Work to be completed
Rewrite every line of the entries below as a Markdown table with the columns "No." and "Line". Number each row, and omit blank lines.

Recorded data
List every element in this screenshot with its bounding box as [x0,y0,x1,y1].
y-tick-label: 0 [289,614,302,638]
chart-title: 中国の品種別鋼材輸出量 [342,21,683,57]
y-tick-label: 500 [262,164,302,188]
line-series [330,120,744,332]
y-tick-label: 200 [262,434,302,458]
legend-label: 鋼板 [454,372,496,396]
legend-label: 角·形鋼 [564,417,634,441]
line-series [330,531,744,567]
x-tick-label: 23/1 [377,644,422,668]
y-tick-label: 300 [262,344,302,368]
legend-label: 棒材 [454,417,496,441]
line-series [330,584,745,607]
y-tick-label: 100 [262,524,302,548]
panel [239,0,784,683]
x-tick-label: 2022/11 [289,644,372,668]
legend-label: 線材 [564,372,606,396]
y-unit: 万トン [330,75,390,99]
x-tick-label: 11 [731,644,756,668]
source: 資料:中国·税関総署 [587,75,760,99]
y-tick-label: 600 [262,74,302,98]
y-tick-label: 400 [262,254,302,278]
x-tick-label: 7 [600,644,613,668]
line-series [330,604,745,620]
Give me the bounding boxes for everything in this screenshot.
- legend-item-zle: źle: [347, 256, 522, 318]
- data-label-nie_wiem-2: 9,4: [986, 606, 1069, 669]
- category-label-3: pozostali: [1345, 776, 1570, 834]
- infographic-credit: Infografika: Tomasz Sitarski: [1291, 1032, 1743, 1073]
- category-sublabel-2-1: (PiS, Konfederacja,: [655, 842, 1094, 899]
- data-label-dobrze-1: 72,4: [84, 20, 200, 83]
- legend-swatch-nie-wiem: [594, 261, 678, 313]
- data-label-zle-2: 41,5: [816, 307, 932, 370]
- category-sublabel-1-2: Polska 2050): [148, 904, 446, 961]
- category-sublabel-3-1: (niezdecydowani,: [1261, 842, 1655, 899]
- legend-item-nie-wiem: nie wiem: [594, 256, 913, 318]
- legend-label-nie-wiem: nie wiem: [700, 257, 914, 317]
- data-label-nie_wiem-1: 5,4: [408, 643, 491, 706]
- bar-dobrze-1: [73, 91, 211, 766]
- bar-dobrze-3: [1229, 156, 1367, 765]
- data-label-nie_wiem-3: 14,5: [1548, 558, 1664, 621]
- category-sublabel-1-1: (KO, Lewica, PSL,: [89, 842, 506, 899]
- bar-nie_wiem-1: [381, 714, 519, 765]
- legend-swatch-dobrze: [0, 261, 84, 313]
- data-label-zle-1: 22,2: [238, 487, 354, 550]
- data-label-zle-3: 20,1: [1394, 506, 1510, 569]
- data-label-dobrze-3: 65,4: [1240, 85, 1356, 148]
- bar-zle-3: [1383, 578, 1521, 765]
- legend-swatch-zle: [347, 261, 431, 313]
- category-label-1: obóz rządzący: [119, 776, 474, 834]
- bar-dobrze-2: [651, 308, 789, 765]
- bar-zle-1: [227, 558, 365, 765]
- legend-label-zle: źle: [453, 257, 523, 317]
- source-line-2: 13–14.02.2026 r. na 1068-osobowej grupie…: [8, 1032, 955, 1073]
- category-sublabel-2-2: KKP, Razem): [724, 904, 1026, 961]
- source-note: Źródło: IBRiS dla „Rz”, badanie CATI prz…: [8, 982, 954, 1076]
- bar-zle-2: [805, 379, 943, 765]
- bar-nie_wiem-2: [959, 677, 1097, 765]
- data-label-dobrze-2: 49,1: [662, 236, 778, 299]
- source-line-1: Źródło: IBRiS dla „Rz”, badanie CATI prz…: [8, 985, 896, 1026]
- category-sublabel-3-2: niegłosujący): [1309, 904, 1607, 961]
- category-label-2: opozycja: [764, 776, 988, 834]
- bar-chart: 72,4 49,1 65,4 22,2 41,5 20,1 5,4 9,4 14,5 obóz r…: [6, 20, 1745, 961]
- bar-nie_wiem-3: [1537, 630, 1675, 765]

Answer to the task
| No. | Line |
|---|---|
| 1 | List every element in this screenshot with its bounding box as [x0,y0,x1,y1]. |
| 2 | y-tick-label: 0 [289,614,302,638] |
| 3 | chart-title: 中国の品種別鋼材輸出量 [342,21,683,57] |
| 4 | y-tick-label: 500 [262,164,302,188] |
| 5 | line-series [330,120,744,332] |
| 6 | y-tick-label: 200 [262,434,302,458] |
| 7 | legend-label: 鋼板 [454,372,496,396] |
| 8 | legend-label: 角·形鋼 [564,417,634,441] |
| 9 | line-series [330,531,744,567] |
| 10 | x-tick-label: 23/1 [377,644,422,668] |
| 11 | y-tick-label: 300 [262,344,302,368] |
| 12 | legend-label: 棒材 [454,417,496,441] |
| 13 | line-series [330,584,745,607] |
| 14 | y-tick-label: 100 [262,524,302,548] |
| 15 | panel [239,0,784,683] |
| 16 | x-tick-label: 2022/11 [289,644,372,668] |
| 17 | legend-label: 線材 [564,372,606,396] |
| 18 | y-unit: 万トン [330,75,390,99] |
| 19 | x-tick-label: 11 [731,644,756,668] |
| 20 | source: 資料:中国·税関総署 [587,75,760,99] |
| 21 | y-tick-label: 600 [262,74,302,98] |
| 22 | y-tick-label: 400 [262,254,302,278] |
| 23 | x-tick-label: 7 [600,644,613,668] |
| 24 | line-series [330,604,745,620] |
| 25 | Give me the bounding boxes for everything in this screenshot. |
| 26 | - legend-item-zle: źle: [347, 256, 522, 318] |
| 27 | - data-label-nie_wiem-2: 9,4: [986, 606, 1069, 669] |
| 28 | - category-label-3: pozostali: [1345, 776, 1570, 834] |
| 29 | - infographic-credit: Infografika: Tomasz Sitarski: [1291, 1032, 1743, 1073] |
| 30 | - category-sublabel-2-1: (PiS, Konfederacja,: [655, 842, 1094, 899] |
| 31 | - data-label-dobrze-1: 72,4: [84, 20, 200, 83] |
| 32 | - legend-swatch-nie-wiem: [594, 261, 678, 313] |
| 33 | - data-label-zle-2: 41,5: [816, 307, 932, 370] |
| 34 | - category-sublabel-1-2: Polska 2050): [148, 904, 446, 961] |
| 35 | - category-sublabel-3-1: (niezdecydowani,: [1261, 842, 1655, 899] |
| 36 | - legend-item-nie-wiem: nie wiem: [594, 256, 913, 318] |
| 37 | - legend-label-nie-wiem: nie wiem: [700, 257, 914, 317] |
| 38 | - data-label-nie_wiem-1: 5,4: [408, 643, 491, 706] |
| 39 | - bar-dobrze-1: [73, 91, 211, 766] |
| 40 | - bar-dobrze-3: [1229, 156, 1367, 765] |
| 41 | - data-label-nie_wiem-3: 14,5: [1548, 558, 1664, 621] |
| 42 | - category-sublabel-1-1: (KO, Lewica, PSL,: [89, 842, 506, 899] |
| 43 | - bar-nie_wiem-1: [381, 714, 519, 765] |
| 44 | - legend-swatch-dobrze: [0, 261, 84, 313] |
| 45 | - data-label-zle-1: 22,2: [238, 487, 354, 550] |
| 46 | - data-label-zle-3: 20,1: [1394, 506, 1510, 569] |
| 47 | - data-label-dobrze-3: 65,4: [1240, 85, 1356, 148] |
| 48 | - bar-zle-3: [1383, 578, 1521, 765] |
| 49 | - legend-swatch-zle: [347, 261, 431, 313] |
| 50 | - category-label-1: obóz rządzący: [119, 776, 474, 834] |
| 51 | - bar-dobrze-2: [651, 308, 789, 765] |
| 52 | - bar-zle-1: [227, 558, 365, 765] |
| 53 | - legend-label-zle: źle: [453, 257, 523, 317] |
| 54 | - source-line-2: 13–14.02.2026 r. na 1068-osobowej grupie…: [8, 1032, 955, 1073] |
| 55 | - category-sublabel-2-2: KKP, Razem): [724, 904, 1026, 961] |
| 56 | - source-note: Źródło: IBRiS dla „Rz”, badanie CATI prz…: [8, 982, 954, 1076] |
| 57 | - bar-zle-2: [805, 379, 943, 765] |
| 58 | - bar-nie_wiem-2: [959, 677, 1097, 765] |
| 59 | - data-label-dobrze-2: 49,1: [662, 236, 778, 299] |
| 60 | - source-line-1: Źródło: IBRiS dla „Rz”, badanie CATI prz…: [8, 985, 896, 1026] |
| 61 | - category-sublabel-3-2: niegłosujący): [1309, 904, 1607, 961] |
| 62 | - category-label-2: opozycja: [764, 776, 988, 834] |
| 63 | - bar-chart: 72,4 49,1 65,4 22,2 41,5 20,1 5,4 9,4 14,5 obóz r…: [6, 20, 1745, 961] |
| 64 | - bar-nie_wiem-3: [1537, 630, 1675, 765] |